BEGIN
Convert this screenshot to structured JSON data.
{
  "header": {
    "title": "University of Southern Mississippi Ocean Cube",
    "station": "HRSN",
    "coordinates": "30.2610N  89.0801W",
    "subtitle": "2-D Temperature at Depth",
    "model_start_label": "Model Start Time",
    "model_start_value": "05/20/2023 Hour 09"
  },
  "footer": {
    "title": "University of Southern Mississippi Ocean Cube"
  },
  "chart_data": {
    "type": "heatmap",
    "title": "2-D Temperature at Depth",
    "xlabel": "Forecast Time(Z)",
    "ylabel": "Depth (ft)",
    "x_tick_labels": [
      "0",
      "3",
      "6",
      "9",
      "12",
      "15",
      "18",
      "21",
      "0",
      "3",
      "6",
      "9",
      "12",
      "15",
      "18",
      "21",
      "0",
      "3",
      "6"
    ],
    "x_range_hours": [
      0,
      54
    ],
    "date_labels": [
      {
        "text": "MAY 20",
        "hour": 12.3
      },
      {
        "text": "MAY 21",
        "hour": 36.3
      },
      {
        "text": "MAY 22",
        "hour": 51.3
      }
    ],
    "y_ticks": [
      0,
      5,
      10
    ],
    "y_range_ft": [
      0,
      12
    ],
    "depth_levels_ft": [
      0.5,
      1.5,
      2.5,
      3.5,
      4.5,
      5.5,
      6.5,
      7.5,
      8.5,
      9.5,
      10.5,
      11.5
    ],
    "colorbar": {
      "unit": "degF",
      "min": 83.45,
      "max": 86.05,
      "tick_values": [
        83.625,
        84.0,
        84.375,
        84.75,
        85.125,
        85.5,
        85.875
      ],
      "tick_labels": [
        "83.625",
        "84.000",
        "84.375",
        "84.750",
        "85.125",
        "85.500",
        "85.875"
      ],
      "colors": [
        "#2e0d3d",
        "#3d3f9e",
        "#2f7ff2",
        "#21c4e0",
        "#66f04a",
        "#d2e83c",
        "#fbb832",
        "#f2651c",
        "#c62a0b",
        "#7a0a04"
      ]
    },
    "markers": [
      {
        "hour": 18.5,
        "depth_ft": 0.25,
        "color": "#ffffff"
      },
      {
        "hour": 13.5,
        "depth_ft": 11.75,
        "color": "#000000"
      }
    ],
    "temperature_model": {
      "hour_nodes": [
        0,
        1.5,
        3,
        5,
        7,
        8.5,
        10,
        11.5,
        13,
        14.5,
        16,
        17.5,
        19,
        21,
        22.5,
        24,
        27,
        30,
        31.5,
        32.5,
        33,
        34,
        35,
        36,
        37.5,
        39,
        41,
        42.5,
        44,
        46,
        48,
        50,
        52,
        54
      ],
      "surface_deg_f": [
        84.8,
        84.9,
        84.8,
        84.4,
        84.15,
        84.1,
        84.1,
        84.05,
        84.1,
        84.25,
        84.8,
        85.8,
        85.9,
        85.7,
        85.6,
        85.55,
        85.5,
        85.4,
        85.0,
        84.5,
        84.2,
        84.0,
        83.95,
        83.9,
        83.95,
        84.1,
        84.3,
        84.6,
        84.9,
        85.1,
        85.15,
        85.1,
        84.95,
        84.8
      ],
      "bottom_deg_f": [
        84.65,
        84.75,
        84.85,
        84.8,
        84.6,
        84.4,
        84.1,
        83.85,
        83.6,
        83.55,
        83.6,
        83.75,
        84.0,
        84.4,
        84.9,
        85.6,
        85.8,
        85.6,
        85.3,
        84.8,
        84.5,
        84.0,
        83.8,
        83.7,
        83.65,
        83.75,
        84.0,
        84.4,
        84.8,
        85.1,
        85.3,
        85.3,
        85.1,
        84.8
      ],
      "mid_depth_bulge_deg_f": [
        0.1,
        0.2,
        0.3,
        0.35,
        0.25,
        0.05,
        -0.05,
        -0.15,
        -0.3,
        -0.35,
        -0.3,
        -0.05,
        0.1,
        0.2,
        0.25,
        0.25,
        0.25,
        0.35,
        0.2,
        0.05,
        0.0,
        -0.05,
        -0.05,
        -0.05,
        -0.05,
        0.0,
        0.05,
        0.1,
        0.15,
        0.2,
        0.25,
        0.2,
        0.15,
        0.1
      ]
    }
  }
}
END
> **Job**
The records above should be restated word for word, please.

> **Result**
Convert this screenshot to structured JSON data.
{
  "header": {
    "title": "University of Southern Mississippi Ocean Cube",
    "station": "HRSN",
    "coordinates": "30.2610N  89.0801W",
    "subtitle": "2-D Temperature at Depth",
    "model_start_label": "Model Start Time",
    "model_start_value": "05/20/2023 Hour 09"
  },
  "footer": {
    "title": "University of Southern Mississippi Ocean Cube"
  },
  "chart_data": {
    "type": "heatmap",
    "title": "2-D Temperature at Depth",
    "xlabel": "Forecast Time(Z)",
    "ylabel": "Depth (ft)",
    "x_tick_labels": [
      "0",
      "3",
      "6",
      "9",
      "12",
      "15",
      "18",
      "21",
      "0",
      "3",
      "6",
      "9",
      "12",
      "15",
      "18",
      "21",
      "0",
      "3",
      "6"
    ],
    "x_range_hours": [
      0,
      54
    ],
    "date_labels": [
      {
        "text": "MAY 20",
        "hour": 12.3
      },
      {
        "text": "MAY 21",
        "hour": 36.3
      },
      {
        "text": "MAY 22",
        "hour": 51.3
      }
    ],
    "y_ticks": [
      0,
      5,
      10
    ],
    "y_range_ft": [
      0,
      12
    ],
    "depth_levels_ft": [
      0.5,
      1.5,
      2.5,
      3.5,
      4.5,
      5.5,
      6.5,
      7.5,
      8.5,
      9.5,
      10.5,
      11.5
    ],
    "colorbar": {
      "unit": "degF",
      "min": 83.45,
      "max": 86.05,
      "tick_values": [
        83.625,
        84.0,
        84.375,
        84.75,
        85.125,
        85.5,
        85.875
      ],
      "tick_labels": [
        "83.625",
        "84.000",
        "84.375",
        "84.750",
        "85.125",
        "85.500",
        "85.875"
      ],
      "colors": [
        "#2e0d3d",
        "#3d3f9e",
        "#2f7ff2",
        "#21c4e0",
        "#66f04a",
        "#d2e83c",
        "#fbb832",
        "#f2651c",
        "#c62a0b",
        "#7a0a04"
      ]
    },
    "markers": [
      {
        "hour": 18.5,
        "depth_ft": 0.25,
        "color": "#ffffff"
      },
      {
        "hour": 13.5,
        "depth_ft": 11.75,
        "color": "#000000"
      }
    ],
    "temperature_model": {
      "hour_nodes": [
        0,
        1.5,
        3,
        5,
        7,
        8.5,
        10,
        11.5,
        13,
        14.5,
        16,
        17.5,
        19,
        21,
        22.5,
        24,
        27,
        30,
        31.5,
        32.5,
        33,
        34,
        35,
        36,
        37.5,
        39,
        41,
        42.5,
        44,
        46,
        48,
        50,
        52,
        54
      ],
      "surface_deg_f": [
        84.8,
        84.9,
        84.8,
        84.4,
        84.15,
        84.1,
        84.1,
        84.05,
        84.1,
        84.25,
        84.8,
        85.8,
        85.9,
        85.7,
        85.6,
        85.55,
        85.5,
        85.4,
        85.0,
        84.5,
        84.2,
        84.0,
        83.95,
        83.9,
        83.95,
        84.1,
        84.3,
        84.6,
        84.9,
        85.1,
        85.15,
        85.1,
        84.95,
        84.8
      ],
      "bottom_deg_f": [
        84.65,
        84.75,
        84.85,
        84.8,
        84.6,
        84.4,
        84.1,
        83.85,
        83.6,
        83.55,
        83.6,
        83.75,
        84.0,
        84.4,
        84.9,
        85.6,
        85.8,
        85.6,
        85.3,
        84.8,
        84.5,
        84.0,
        83.8,
        83.7,
        83.65,
        83.75,
        84.0,
        84.4,
        84.8,
        85.1,
        85.3,
        85.3,
        85.1,
        84.8
      ],
      "mid_depth_bulge_deg_f": [
        0.1,
        0.2,
        0.3,
        0.35,
        0.25,
        0.05,
        -0.05,
        -0.15,
        -0.3,
        -0.35,
        -0.3,
        -0.05,
        0.1,
        0.2,
        0.25,
        0.25,
        0.25,
        0.35,
        0.2,
        0.05,
        0.0,
        -0.05,
        -0.05,
        -0.05,
        -0.05,
        0.0,
        0.05,
        0.1,
        0.15,
        0.2,
        0.25,
        0.2,
        0.15,
        0.1
      ]
    }
  }
}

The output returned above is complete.